EXERCISE INSTRUCTIONS: Transcribe all of the material exactly, except for its pictures.

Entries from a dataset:
========

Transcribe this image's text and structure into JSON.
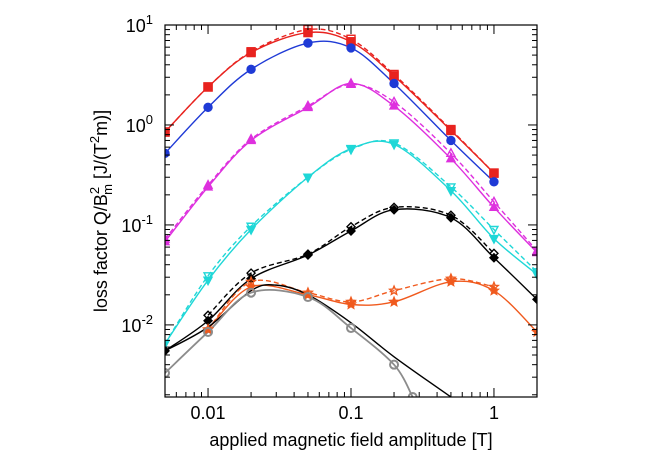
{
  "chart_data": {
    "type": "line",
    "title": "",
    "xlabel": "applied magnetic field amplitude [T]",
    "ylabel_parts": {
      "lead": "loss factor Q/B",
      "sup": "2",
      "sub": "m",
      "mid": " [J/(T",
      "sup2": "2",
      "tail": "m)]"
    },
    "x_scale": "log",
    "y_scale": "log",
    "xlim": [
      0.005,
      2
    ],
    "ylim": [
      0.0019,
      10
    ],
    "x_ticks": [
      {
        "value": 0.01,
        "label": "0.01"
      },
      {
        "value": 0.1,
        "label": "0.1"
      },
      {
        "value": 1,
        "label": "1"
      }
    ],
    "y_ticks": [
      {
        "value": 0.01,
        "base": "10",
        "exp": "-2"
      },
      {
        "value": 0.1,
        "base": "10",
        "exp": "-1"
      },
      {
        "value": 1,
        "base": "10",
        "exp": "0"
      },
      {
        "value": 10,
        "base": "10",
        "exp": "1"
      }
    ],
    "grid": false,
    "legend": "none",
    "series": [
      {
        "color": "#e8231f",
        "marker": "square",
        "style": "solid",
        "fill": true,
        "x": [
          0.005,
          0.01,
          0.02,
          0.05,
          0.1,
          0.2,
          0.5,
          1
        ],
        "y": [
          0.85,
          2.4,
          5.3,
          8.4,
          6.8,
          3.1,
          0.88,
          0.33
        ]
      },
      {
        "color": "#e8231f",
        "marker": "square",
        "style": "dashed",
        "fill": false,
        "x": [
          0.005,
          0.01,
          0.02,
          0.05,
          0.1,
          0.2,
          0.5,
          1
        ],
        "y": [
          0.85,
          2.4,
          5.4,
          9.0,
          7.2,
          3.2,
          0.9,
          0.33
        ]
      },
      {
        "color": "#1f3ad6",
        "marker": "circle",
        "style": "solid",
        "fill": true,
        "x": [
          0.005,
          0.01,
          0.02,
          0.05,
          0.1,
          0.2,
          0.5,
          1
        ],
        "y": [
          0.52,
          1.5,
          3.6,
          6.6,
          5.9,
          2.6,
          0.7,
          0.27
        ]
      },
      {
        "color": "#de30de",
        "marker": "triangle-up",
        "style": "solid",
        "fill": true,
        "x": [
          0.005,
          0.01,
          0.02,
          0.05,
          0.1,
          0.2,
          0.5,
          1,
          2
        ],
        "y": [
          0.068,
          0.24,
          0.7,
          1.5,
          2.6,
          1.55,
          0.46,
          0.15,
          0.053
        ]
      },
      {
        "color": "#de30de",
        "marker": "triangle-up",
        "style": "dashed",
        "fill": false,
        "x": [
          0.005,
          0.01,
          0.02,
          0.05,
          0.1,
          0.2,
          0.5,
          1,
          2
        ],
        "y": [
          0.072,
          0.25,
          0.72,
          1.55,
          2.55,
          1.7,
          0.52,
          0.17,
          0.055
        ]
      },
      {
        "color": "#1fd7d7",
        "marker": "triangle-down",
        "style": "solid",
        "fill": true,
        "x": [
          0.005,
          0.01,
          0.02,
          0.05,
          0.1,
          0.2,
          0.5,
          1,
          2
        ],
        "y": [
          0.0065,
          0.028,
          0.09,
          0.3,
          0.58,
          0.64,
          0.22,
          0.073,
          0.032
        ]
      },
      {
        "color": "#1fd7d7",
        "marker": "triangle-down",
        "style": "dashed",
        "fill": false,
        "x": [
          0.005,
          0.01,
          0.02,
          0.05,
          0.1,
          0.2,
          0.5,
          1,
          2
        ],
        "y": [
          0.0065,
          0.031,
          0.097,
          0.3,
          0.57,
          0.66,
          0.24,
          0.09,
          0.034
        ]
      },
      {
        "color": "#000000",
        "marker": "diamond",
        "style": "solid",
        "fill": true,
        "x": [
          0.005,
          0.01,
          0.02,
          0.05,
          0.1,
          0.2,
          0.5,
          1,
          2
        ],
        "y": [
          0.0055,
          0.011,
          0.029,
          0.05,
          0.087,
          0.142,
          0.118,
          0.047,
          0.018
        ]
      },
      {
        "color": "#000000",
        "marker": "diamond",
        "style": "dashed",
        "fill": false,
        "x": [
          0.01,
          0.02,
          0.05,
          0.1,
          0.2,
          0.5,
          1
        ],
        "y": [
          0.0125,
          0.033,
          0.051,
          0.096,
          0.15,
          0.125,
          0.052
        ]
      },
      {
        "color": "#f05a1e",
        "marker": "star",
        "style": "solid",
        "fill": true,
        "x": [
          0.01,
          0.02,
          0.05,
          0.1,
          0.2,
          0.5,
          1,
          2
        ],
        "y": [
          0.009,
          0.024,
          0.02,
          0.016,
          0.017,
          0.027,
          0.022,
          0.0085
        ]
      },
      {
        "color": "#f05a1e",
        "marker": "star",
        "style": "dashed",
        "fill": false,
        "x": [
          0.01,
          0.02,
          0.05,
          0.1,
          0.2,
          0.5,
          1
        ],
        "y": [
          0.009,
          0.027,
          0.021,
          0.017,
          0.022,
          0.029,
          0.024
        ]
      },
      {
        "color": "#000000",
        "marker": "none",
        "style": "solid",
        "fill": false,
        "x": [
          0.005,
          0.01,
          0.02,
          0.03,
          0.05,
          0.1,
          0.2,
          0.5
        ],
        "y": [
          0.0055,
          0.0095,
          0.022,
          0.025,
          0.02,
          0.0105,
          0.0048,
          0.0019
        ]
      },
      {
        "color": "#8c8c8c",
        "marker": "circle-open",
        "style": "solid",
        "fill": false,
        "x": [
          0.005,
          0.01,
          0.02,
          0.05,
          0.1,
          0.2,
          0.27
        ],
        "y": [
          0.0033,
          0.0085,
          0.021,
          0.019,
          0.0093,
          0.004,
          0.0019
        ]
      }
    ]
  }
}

========

EXERCISE SOLUTION:
Transcribe this image's text and structure into JSON.
{
  "chart_data": {
    "type": "line",
    "title": "",
    "xlabel": "applied magnetic field amplitude [T]",
    "ylabel_parts": {
      "lead": "loss factor Q/B",
      "sup": "2",
      "sub": "m",
      "mid": " [J/(T",
      "sup2": "2",
      "tail": "m)]"
    },
    "x_scale": "log",
    "y_scale": "log",
    "xlim": [
      0.005,
      2
    ],
    "ylim": [
      0.0019,
      10
    ],
    "x_ticks": [
      {
        "value": 0.01,
        "label": "0.01"
      },
      {
        "value": 0.1,
        "label": "0.1"
      },
      {
        "value": 1,
        "label": "1"
      }
    ],
    "y_ticks": [
      {
        "value": 0.01,
        "base": "10",
        "exp": "-2"
      },
      {
        "value": 0.1,
        "base": "10",
        "exp": "-1"
      },
      {
        "value": 1,
        "base": "10",
        "exp": "0"
      },
      {
        "value": 10,
        "base": "10",
        "exp": "1"
      }
    ],
    "grid": false,
    "legend": "none",
    "series": [
      {
        "color": "#e8231f",
        "marker": "square",
        "style": "solid",
        "fill": true,
        "x": [
          0.005,
          0.01,
          0.02,
          0.05,
          0.1,
          0.2,
          0.5,
          1
        ],
        "y": [
          0.85,
          2.4,
          5.3,
          8.4,
          6.8,
          3.1,
          0.88,
          0.33
        ]
      },
      {
        "color": "#e8231f",
        "marker": "square",
        "style": "dashed",
        "fill": false,
        "x": [
          0.005,
          0.01,
          0.02,
          0.05,
          0.1,
          0.2,
          0.5,
          1
        ],
        "y": [
          0.85,
          2.4,
          5.4,
          9.0,
          7.2,
          3.2,
          0.9,
          0.33
        ]
      },
      {
        "color": "#1f3ad6",
        "marker": "circle",
        "style": "solid",
        "fill": true,
        "x": [
          0.005,
          0.01,
          0.02,
          0.05,
          0.1,
          0.2,
          0.5,
          1
        ],
        "y": [
          0.52,
          1.5,
          3.6,
          6.6,
          5.9,
          2.6,
          0.7,
          0.27
        ]
      },
      {
        "color": "#de30de",
        "marker": "triangle-up",
        "style": "solid",
        "fill": true,
        "x": [
          0.005,
          0.01,
          0.02,
          0.05,
          0.1,
          0.2,
          0.5,
          1,
          2
        ],
        "y": [
          0.068,
          0.24,
          0.7,
          1.5,
          2.6,
          1.55,
          0.46,
          0.15,
          0.053
        ]
      },
      {
        "color": "#de30de",
        "marker": "triangle-up",
        "style": "dashed",
        "fill": false,
        "x": [
          0.005,
          0.01,
          0.02,
          0.05,
          0.1,
          0.2,
          0.5,
          1,
          2
        ],
        "y": [
          0.072,
          0.25,
          0.72,
          1.55,
          2.55,
          1.7,
          0.52,
          0.17,
          0.055
        ]
      },
      {
        "color": "#1fd7d7",
        "marker": "triangle-down",
        "style": "solid",
        "fill": true,
        "x": [
          0.005,
          0.01,
          0.02,
          0.05,
          0.1,
          0.2,
          0.5,
          1,
          2
        ],
        "y": [
          0.0065,
          0.028,
          0.09,
          0.3,
          0.58,
          0.64,
          0.22,
          0.073,
          0.032
        ]
      },
      {
        "color": "#1fd7d7",
        "marker": "triangle-down",
        "style": "dashed",
        "fill": false,
        "x": [
          0.005,
          0.01,
          0.02,
          0.05,
          0.1,
          0.2,
          0.5,
          1,
          2
        ],
        "y": [
          0.0065,
          0.031,
          0.097,
          0.3,
          0.57,
          0.66,
          0.24,
          0.09,
          0.034
        ]
      },
      {
        "color": "#000000",
        "marker": "diamond",
        "style": "solid",
        "fill": true,
        "x": [
          0.005,
          0.01,
          0.02,
          0.05,
          0.1,
          0.2,
          0.5,
          1,
          2
        ],
        "y": [
          0.0055,
          0.011,
          0.029,
          0.05,
          0.087,
          0.142,
          0.118,
          0.047,
          0.018
        ]
      },
      {
        "color": "#000000",
        "marker": "diamond",
        "style": "dashed",
        "fill": false,
        "x": [
          0.01,
          0.02,
          0.05,
          0.1,
          0.2,
          0.5,
          1
        ],
        "y": [
          0.0125,
          0.033,
          0.051,
          0.096,
          0.15,
          0.125,
          0.052
        ]
      },
      {
        "color": "#f05a1e",
        "marker": "star",
        "style": "solid",
        "fill": true,
        "x": [
          0.01,
          0.02,
          0.05,
          0.1,
          0.2,
          0.5,
          1,
          2
        ],
        "y": [
          0.009,
          0.024,
          0.02,
          0.016,
          0.017,
          0.027,
          0.022,
          0.0085
        ]
      },
      {
        "color": "#f05a1e",
        "marker": "star",
        "style": "dashed",
        "fill": false,
        "x": [
          0.01,
          0.02,
          0.05,
          0.1,
          0.2,
          0.5,
          1
        ],
        "y": [
          0.009,
          0.027,
          0.021,
          0.017,
          0.022,
          0.029,
          0.024
        ]
      },
      {
        "color": "#000000",
        "marker": "none",
        "style": "solid",
        "fill": false,
        "x": [
          0.005,
          0.01,
          0.02,
          0.03,
          0.05,
          0.1,
          0.2,
          0.5
        ],
        "y": [
          0.0055,
          0.0095,
          0.022,
          0.025,
          0.02,
          0.0105,
          0.0048,
          0.0019
        ]
      },
      {
        "color": "#8c8c8c",
        "marker": "circle-open",
        "style": "solid",
        "fill": false,
        "x": [
          0.005,
          0.01,
          0.02,
          0.05,
          0.1,
          0.2,
          0.27
        ],
        "y": [
          0.0033,
          0.0085,
          0.021,
          0.019,
          0.0093,
          0.004,
          0.0019
        ]
      }
    ]
  }
}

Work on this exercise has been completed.